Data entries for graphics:
------

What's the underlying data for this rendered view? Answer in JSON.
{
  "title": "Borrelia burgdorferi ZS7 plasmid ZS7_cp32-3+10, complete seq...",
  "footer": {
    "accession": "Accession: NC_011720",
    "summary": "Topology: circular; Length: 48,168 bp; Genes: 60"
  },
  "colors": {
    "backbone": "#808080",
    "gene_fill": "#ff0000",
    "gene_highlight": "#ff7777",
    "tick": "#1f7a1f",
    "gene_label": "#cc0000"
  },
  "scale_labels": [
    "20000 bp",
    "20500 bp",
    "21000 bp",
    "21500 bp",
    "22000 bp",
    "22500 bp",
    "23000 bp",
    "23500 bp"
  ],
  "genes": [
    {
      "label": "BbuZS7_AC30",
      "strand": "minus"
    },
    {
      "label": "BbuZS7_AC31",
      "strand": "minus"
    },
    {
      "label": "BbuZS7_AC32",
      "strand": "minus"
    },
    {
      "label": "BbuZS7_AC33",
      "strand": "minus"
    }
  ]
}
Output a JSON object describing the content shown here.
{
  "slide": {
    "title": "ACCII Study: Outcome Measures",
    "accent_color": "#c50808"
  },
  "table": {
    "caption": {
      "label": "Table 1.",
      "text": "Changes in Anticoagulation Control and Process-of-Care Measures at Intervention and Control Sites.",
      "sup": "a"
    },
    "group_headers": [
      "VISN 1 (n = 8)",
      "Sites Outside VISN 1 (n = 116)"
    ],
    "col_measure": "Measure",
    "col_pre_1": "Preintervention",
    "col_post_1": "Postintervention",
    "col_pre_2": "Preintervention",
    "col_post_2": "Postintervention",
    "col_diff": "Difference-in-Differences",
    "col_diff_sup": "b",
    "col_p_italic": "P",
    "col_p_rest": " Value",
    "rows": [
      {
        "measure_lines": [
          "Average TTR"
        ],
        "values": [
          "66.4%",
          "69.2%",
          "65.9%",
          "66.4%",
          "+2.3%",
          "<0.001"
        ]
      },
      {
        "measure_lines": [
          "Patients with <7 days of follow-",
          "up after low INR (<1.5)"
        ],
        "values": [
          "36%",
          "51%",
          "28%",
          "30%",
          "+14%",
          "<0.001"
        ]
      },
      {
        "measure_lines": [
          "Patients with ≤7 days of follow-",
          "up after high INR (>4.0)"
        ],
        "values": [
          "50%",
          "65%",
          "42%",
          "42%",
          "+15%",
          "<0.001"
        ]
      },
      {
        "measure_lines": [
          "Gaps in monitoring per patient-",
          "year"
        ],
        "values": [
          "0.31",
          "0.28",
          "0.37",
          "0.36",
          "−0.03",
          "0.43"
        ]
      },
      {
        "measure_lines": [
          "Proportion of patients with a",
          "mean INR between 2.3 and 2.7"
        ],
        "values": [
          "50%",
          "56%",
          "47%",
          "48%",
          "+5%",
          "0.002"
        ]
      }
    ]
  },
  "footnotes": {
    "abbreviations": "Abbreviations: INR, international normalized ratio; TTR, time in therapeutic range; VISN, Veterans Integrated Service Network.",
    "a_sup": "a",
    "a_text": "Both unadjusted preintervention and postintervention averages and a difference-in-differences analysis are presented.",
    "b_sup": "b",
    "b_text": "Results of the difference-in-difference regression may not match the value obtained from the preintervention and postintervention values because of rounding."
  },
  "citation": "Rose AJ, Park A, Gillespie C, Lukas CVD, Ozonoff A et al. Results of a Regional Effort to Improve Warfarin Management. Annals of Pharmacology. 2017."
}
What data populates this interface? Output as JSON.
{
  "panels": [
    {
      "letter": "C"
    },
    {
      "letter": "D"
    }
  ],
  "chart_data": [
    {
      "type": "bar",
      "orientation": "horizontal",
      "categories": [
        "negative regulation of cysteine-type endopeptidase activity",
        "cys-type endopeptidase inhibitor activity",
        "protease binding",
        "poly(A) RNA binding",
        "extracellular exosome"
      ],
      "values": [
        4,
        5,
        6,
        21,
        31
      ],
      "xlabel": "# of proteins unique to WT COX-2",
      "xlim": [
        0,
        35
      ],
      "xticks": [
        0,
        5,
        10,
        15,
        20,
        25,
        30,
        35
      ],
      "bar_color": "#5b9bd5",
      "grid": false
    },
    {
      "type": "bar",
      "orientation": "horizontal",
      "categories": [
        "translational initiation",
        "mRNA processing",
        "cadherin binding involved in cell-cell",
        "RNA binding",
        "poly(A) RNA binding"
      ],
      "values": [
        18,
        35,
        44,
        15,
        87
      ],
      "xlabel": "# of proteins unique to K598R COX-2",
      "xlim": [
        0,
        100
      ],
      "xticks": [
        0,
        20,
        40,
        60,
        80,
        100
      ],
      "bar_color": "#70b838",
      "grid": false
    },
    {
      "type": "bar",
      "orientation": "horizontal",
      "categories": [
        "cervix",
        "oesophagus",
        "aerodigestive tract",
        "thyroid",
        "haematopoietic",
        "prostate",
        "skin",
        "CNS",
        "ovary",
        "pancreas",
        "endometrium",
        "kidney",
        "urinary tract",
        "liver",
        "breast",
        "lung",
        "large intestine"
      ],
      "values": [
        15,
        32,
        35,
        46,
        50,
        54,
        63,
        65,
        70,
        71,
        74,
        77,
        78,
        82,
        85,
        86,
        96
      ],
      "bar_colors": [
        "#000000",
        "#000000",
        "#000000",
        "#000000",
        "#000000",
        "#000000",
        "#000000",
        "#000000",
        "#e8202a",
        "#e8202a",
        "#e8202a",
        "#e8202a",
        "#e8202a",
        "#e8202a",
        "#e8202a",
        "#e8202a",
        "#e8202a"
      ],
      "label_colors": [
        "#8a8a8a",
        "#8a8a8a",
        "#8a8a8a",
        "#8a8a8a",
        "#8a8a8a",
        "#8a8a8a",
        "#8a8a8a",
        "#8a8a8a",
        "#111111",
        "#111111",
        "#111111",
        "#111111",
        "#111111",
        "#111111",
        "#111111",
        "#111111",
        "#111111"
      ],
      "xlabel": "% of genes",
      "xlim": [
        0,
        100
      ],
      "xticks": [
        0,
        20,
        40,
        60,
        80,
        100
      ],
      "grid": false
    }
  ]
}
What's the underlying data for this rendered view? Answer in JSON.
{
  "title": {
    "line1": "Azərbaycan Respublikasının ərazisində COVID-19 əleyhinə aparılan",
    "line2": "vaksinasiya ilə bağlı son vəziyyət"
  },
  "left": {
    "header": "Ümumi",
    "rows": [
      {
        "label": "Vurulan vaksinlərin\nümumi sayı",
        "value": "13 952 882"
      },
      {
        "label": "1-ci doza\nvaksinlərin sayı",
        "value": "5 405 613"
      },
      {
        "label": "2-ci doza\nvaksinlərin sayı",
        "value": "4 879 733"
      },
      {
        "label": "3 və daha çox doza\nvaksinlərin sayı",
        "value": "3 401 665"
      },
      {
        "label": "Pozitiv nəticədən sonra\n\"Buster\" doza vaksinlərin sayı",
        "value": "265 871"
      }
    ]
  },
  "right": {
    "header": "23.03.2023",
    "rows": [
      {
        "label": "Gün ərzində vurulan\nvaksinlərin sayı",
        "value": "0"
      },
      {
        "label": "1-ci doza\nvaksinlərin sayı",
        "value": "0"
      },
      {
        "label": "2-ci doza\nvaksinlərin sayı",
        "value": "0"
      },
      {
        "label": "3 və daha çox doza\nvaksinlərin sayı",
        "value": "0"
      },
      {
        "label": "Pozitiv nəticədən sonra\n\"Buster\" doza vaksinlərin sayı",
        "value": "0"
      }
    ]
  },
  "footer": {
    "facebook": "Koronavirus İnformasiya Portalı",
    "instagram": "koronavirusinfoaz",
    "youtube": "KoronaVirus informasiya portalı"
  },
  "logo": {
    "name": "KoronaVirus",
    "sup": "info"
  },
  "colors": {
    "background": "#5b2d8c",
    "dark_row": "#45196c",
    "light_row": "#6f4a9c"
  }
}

------

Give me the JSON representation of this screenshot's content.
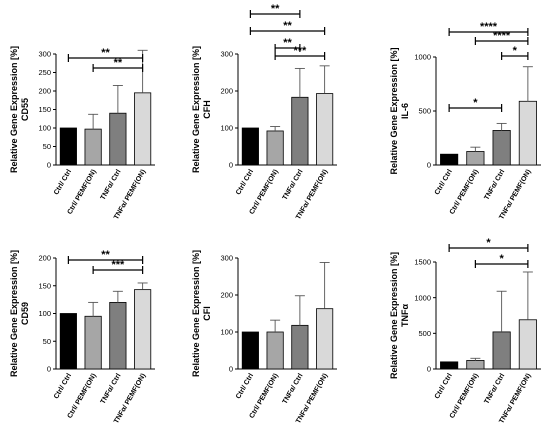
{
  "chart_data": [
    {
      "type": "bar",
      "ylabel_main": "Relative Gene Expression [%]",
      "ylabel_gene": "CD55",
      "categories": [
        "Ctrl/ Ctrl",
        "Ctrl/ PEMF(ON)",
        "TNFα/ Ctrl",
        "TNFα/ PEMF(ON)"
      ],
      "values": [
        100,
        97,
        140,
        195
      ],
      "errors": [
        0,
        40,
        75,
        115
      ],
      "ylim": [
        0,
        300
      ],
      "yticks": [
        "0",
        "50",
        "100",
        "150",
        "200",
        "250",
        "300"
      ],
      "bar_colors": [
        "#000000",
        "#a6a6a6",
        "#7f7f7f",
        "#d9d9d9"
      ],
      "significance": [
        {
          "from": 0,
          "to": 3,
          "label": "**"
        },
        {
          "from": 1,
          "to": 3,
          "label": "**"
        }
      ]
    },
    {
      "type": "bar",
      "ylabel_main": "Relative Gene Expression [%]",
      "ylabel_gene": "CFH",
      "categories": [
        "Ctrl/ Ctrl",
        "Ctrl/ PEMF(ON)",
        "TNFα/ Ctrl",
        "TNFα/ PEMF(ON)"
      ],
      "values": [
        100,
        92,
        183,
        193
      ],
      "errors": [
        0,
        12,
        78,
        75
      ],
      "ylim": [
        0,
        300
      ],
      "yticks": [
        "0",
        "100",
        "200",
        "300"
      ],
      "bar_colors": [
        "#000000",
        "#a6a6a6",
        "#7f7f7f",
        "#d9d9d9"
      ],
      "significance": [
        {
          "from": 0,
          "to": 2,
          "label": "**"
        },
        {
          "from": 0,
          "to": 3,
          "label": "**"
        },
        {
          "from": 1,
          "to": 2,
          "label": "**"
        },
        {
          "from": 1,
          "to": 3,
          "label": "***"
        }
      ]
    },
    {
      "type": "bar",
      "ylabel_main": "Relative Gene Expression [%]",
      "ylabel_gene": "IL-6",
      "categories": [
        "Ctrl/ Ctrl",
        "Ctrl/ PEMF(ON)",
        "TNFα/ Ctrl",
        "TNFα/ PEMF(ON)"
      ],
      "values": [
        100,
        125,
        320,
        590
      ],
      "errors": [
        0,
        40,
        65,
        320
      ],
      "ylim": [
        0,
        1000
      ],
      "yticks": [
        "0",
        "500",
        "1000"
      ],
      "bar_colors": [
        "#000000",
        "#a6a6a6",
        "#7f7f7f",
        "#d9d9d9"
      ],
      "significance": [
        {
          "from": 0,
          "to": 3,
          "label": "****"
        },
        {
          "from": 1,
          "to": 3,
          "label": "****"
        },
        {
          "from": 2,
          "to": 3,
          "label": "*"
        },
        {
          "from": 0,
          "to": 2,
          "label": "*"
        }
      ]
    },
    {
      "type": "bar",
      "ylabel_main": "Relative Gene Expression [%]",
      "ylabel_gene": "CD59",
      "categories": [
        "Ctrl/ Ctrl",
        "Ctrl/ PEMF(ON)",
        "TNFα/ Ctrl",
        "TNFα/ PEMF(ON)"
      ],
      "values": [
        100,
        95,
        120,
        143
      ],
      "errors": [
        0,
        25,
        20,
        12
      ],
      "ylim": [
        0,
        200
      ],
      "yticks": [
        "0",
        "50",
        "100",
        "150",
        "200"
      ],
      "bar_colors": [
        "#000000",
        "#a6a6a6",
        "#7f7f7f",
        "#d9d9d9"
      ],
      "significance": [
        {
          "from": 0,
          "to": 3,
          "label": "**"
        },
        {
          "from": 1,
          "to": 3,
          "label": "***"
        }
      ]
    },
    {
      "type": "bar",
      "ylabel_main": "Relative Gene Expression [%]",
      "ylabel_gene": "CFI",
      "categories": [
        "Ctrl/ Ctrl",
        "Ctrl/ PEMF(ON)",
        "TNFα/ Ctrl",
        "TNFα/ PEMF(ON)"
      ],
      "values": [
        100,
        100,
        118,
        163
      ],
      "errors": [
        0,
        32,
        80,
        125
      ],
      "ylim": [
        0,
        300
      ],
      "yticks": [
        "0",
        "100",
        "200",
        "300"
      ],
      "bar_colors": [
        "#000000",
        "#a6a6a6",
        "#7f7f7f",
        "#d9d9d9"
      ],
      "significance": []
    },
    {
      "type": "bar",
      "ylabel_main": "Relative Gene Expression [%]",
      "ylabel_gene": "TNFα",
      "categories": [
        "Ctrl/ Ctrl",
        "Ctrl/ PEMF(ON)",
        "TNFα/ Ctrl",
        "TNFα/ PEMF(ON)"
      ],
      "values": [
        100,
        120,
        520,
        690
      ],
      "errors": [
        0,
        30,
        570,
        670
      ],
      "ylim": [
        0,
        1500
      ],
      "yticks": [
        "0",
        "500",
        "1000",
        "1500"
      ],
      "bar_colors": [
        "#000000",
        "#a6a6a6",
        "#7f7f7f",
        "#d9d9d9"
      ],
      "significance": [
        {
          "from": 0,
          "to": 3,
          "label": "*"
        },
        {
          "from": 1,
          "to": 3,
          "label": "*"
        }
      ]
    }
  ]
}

------

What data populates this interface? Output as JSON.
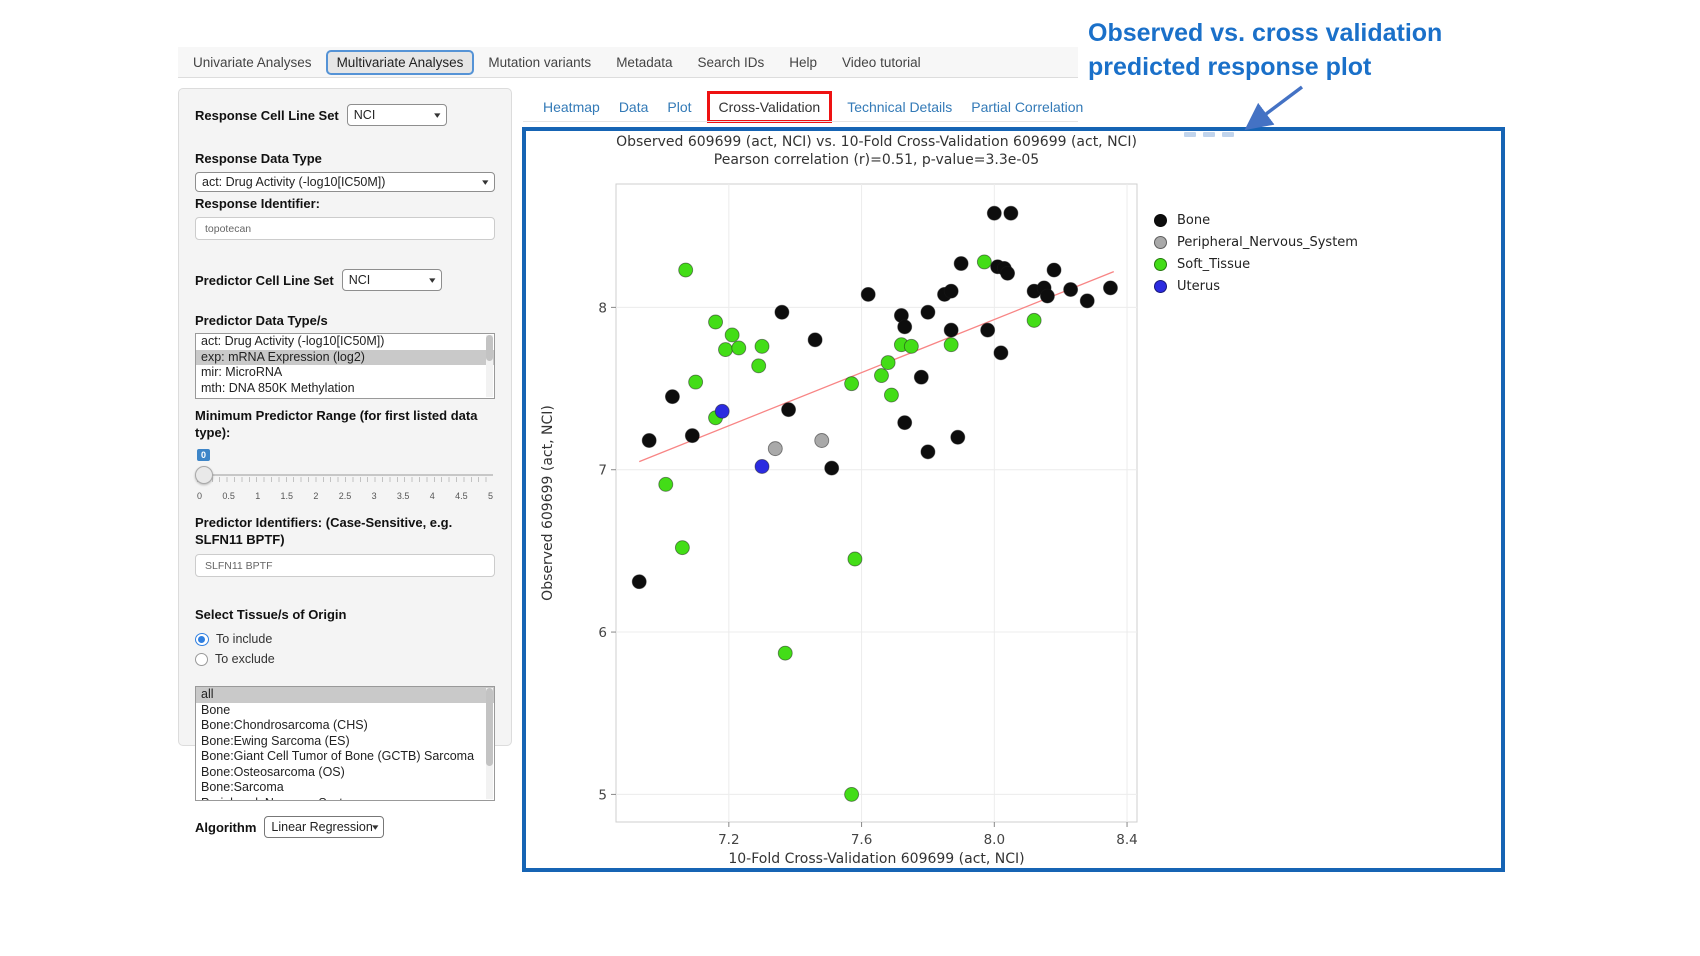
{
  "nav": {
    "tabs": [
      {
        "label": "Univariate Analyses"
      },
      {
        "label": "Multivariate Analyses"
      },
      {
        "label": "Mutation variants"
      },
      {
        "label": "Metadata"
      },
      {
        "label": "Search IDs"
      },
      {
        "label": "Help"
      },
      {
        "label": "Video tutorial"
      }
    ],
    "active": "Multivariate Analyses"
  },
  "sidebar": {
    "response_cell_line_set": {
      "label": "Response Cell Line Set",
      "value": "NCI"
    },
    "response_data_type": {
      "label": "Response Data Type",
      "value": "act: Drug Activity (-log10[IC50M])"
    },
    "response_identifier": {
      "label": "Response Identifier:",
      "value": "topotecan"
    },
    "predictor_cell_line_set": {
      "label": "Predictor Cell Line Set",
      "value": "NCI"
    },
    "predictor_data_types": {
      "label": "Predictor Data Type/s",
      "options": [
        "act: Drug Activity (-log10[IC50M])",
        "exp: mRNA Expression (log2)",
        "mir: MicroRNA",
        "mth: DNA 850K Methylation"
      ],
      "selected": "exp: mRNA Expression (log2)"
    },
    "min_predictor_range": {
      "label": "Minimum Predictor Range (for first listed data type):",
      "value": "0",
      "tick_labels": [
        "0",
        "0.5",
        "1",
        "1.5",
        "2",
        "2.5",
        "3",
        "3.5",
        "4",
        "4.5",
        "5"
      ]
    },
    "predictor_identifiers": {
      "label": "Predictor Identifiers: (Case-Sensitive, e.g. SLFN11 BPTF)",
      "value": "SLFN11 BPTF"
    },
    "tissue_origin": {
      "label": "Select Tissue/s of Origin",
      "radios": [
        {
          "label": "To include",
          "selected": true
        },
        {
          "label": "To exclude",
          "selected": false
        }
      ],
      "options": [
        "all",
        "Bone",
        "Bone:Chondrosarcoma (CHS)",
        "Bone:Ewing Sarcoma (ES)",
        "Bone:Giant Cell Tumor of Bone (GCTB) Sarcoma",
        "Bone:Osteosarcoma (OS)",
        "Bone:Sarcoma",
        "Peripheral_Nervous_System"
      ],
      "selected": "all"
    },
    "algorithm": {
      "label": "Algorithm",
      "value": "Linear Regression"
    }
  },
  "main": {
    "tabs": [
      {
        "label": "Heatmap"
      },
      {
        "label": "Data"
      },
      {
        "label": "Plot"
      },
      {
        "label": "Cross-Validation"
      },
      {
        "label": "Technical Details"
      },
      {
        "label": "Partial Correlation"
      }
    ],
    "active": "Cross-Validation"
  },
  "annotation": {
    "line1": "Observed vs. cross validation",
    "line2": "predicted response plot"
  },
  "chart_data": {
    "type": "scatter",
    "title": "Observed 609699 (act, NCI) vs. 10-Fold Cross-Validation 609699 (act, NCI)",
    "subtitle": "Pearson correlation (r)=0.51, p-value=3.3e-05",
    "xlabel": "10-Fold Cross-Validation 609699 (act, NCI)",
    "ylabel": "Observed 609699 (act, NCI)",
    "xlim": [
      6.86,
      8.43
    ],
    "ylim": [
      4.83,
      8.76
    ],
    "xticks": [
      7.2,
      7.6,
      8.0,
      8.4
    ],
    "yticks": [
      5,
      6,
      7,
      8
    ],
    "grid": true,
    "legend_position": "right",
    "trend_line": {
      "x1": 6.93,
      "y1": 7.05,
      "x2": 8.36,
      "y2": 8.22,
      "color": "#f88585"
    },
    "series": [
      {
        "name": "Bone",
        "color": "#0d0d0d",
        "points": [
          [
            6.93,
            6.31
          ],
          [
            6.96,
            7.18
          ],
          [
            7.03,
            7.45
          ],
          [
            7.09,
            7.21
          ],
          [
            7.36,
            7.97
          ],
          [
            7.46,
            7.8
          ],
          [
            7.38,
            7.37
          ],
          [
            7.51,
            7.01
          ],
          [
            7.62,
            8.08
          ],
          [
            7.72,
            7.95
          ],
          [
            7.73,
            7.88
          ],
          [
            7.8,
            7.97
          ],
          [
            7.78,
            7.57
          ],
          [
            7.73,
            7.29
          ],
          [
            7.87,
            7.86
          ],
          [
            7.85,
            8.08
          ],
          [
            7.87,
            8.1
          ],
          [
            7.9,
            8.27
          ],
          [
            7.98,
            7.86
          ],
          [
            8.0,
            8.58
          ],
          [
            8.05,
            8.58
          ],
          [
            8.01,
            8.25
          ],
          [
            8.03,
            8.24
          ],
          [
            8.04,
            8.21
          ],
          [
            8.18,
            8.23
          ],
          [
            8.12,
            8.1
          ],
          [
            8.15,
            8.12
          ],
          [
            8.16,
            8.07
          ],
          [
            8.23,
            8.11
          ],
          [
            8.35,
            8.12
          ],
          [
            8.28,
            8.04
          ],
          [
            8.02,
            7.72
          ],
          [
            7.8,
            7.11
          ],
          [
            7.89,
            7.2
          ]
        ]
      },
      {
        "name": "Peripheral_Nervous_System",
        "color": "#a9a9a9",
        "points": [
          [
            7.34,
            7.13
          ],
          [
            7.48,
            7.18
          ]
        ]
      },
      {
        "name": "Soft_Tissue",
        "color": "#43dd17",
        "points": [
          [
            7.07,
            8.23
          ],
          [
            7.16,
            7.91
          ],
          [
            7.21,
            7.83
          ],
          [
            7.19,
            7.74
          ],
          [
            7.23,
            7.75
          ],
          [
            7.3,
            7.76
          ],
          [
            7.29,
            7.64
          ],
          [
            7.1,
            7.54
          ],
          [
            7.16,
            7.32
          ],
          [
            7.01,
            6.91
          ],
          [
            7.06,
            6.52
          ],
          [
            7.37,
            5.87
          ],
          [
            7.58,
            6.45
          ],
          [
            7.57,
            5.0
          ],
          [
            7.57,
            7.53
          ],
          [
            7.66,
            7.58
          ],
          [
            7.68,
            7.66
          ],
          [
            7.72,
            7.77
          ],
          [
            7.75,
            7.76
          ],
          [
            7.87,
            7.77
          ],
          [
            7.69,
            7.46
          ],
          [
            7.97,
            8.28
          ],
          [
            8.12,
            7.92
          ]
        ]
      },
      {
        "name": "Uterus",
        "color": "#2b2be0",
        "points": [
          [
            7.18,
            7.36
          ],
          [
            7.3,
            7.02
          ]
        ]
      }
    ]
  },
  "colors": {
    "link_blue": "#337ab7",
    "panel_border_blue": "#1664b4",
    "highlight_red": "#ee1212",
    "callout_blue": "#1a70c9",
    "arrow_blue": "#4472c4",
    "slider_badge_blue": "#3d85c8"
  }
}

------

* _Directions for this task_
From the data above, report how many lines hold the word "days", answering with the number by itself.

* _Solution to this task_
2